[START OF Exercise input]

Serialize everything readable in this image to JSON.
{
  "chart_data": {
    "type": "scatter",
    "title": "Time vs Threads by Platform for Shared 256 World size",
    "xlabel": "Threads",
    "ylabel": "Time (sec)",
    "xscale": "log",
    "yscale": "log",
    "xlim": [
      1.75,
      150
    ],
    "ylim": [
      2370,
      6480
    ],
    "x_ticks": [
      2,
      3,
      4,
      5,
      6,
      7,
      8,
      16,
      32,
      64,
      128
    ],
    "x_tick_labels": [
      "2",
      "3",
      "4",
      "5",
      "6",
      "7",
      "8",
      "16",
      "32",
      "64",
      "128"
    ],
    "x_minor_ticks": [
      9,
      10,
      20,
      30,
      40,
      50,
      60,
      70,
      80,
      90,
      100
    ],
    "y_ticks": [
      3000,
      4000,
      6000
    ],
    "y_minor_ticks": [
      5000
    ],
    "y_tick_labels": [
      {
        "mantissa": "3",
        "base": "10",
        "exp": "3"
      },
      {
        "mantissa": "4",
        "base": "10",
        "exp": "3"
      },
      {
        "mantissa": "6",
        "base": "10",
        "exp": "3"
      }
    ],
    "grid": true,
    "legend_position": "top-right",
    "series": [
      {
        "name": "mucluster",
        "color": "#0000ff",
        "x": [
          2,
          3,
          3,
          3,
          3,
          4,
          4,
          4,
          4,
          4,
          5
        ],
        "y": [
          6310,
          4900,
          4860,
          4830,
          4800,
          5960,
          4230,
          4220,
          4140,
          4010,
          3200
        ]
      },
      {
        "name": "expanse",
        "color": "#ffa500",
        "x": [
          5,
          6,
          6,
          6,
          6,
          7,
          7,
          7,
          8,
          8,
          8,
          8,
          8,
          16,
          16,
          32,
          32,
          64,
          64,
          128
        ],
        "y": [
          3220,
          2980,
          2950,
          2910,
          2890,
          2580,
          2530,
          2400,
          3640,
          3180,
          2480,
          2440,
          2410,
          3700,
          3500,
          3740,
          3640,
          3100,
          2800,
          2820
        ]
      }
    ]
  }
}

[END OF Exercise input]
[START OF Exercise input]

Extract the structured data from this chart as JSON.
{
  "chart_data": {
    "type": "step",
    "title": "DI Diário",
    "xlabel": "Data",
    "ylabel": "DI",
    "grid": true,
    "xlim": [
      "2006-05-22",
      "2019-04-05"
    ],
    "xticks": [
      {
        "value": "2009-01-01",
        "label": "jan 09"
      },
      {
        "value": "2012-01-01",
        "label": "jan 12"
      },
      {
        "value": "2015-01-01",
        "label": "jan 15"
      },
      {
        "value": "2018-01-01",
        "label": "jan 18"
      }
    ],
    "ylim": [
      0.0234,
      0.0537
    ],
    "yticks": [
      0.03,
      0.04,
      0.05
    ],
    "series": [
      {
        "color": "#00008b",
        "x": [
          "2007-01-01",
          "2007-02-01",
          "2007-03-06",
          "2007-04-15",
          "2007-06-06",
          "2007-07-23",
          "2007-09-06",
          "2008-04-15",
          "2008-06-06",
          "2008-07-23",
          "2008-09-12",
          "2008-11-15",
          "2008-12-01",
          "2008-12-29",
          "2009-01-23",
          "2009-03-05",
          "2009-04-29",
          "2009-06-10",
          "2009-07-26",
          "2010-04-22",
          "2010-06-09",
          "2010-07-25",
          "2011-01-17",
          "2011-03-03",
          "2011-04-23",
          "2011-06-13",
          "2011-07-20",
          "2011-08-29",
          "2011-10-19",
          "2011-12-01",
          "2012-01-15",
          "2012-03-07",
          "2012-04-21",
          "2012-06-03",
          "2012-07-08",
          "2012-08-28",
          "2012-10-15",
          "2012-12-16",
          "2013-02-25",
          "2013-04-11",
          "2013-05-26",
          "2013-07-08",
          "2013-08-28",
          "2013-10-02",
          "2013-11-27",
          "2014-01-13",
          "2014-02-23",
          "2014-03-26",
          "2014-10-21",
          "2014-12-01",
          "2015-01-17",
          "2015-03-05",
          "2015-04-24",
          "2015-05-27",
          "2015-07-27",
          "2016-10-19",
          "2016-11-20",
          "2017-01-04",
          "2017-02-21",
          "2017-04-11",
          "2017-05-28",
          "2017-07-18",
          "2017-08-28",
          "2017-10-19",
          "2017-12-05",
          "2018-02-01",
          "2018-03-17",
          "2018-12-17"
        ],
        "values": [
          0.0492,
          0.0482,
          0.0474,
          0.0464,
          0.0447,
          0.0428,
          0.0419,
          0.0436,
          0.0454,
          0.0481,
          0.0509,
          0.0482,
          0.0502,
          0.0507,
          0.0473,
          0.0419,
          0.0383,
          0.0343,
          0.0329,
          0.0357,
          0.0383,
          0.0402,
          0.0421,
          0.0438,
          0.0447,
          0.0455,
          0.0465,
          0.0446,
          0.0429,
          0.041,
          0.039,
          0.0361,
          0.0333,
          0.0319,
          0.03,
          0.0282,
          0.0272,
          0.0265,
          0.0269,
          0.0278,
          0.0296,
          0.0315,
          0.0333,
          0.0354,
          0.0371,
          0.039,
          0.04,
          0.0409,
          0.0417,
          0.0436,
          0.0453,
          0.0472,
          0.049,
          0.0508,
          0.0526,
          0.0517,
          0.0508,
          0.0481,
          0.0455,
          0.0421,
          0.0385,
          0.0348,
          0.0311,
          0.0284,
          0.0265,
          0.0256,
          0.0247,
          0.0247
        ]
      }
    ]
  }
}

[END OF Exercise input]

> _Challenge_
A single figure is required: the number of lines above in which the word "Threads" occurs.

> _In response_
2